**Text excerpt**
* * * *

3.2. Soil Acidity (pH/KCl)

A significant pH increase was recorded in the OL horizon on both amended plots 0.5 months after the WA application (Figure 1). Soil acidity changed from pH = 3.4 at CP to pH = 6.9 at the AP6. However, during the following months, pH gradually decreased at both AP3 and AP6 in the OL horizon, but it was still significantly higher in comparison to CP one year after the WA application. In the OF horizon, significantly higher pH was observed at both treated plots during the observation period, but the differences in pH between CP and AP6 were lower than in the OL horizon. The highest pH in OF was found 1 month after WA amendment. In the OH horizon, distinct differences between treated plots and CP were detected until 6 months after the WA amendment. In the A-horizon, no changes in pH were observed after treatment during the first year.

3.3. Soil Organic Matter

The mass of distinct FF layer differed significantly between horizons with the highest in the OH layer (Table 2, Figure 2). Generally, the averages in the OF and OH horizons were higher in plots with higher WA dose; however, the differences are not significant because of high within-treatment variability (data not shown). Only the OF mass one month after treatment at AP6 was significantly higher in comparison to the OF mass with other dose.
At the amended plots, the C content became lower compared to the control plot one month after WA application in the top OL horizon. In the deeper horizons, the differences were generally non-significant and no consistent pattern was found in the case of amended plots. N content also decreased in OL starting from 0.5 months after the treatment at both amended plots, whereas in the OF and OH horizons, there were no significant changes in N content during the observation period. With regard to C:N ratio, no clear temporal or vertical trend was identified. In the uppermost OL horizon, C:N deteriorated shortly after WA addition, but after 6 months this difference disappeared and no clear pattern was observed in deeper horizons.

* * * *

**Data records**

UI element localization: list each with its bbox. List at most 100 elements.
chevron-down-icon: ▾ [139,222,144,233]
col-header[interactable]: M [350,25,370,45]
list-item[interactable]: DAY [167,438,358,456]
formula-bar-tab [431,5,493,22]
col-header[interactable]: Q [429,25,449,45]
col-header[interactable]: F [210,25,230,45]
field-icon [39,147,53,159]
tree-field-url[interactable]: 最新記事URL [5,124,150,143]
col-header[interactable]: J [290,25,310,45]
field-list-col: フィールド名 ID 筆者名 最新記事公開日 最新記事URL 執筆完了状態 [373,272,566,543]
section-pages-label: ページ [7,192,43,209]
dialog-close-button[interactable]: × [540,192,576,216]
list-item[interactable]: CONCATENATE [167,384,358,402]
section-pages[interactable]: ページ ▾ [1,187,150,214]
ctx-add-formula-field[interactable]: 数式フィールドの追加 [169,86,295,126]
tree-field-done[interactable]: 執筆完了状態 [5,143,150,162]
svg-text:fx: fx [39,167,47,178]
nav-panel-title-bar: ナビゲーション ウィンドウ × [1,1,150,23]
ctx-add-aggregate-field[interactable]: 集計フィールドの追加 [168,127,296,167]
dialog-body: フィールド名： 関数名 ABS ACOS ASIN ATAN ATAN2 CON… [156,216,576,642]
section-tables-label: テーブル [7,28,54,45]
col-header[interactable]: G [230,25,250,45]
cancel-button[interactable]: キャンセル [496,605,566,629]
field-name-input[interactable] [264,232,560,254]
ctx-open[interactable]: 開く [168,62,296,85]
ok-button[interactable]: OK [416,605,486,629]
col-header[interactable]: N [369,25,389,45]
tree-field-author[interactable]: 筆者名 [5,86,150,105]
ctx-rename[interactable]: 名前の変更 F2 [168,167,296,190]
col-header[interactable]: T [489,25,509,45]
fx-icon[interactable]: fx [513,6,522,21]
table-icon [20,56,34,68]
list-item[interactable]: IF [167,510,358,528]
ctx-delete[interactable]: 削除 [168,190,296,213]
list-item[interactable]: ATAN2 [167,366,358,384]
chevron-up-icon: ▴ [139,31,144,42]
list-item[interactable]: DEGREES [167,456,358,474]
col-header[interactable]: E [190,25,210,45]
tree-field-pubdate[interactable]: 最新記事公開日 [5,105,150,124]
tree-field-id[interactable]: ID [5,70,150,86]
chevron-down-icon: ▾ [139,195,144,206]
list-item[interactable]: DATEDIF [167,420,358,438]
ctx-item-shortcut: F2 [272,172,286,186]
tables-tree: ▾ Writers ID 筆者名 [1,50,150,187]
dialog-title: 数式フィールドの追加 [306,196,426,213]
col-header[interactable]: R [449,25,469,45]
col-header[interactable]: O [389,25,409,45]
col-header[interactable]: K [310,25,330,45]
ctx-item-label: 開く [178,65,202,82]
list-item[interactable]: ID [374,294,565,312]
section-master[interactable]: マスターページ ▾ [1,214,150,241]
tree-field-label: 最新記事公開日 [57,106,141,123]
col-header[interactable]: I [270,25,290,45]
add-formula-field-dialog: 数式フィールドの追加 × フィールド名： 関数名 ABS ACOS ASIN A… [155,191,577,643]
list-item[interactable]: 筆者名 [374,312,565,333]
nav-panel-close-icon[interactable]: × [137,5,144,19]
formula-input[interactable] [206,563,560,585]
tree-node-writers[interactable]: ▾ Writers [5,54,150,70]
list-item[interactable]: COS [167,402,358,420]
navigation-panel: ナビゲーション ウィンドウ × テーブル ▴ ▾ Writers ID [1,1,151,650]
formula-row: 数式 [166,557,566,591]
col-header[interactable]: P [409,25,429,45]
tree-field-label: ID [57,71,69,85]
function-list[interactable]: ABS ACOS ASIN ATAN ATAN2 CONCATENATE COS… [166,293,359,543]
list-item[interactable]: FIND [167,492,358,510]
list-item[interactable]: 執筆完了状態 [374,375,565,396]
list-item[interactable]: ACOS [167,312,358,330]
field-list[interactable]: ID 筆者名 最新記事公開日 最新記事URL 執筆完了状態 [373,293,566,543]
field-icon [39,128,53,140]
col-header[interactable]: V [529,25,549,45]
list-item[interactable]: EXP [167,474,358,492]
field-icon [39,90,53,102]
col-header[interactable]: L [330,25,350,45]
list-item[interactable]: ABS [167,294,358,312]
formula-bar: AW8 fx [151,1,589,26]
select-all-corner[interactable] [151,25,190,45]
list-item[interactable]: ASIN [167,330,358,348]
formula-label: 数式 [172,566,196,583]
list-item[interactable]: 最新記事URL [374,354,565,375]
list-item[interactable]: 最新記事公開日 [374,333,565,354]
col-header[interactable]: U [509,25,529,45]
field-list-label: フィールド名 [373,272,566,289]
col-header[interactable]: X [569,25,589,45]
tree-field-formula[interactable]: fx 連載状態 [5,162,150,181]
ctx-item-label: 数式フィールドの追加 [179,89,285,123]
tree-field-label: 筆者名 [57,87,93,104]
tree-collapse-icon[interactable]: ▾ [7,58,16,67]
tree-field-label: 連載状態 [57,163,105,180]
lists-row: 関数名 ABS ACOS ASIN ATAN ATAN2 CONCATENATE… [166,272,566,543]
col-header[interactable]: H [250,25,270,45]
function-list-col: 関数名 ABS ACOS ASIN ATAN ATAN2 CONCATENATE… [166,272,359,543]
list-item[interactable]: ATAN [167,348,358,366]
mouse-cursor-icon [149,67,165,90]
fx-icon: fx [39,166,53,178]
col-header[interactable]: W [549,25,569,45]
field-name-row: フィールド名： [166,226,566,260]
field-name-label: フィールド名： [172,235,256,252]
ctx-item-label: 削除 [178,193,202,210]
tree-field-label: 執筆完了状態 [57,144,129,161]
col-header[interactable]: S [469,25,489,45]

* * * *

Continue the text above on soil pH and organic matter, starting after its last sentence.

3.4. Soil Microorganisms

Two indicators were used for the characterisation of microbial activity–basal respiration and catalase activity. Their responses to the treatment differed. Basal respiration generally responded to the WA treatment (Table 2), but the ANOVAs by horizons and sampling dates with decreased sample sizes did not identify significant differences among WA doses (Figure 3). No changes were found in the case of catalase activity (Table 2, Figure 3). Microbial community structure changed after WA amendment–when significant differences were observed. Higher richness and diversity of functional groups were generally found at the amended plots, especially at AP6 and mostly during the first 6 months (Figure 3). The exception to this pattern is a decrease in microbial diversity after 1 year in the OF horizon. The differences between AP3 and AP6 were more distinct for richness than for diversity and more pronounced in the FF layers. In the A-horizon, no trend between plots was found.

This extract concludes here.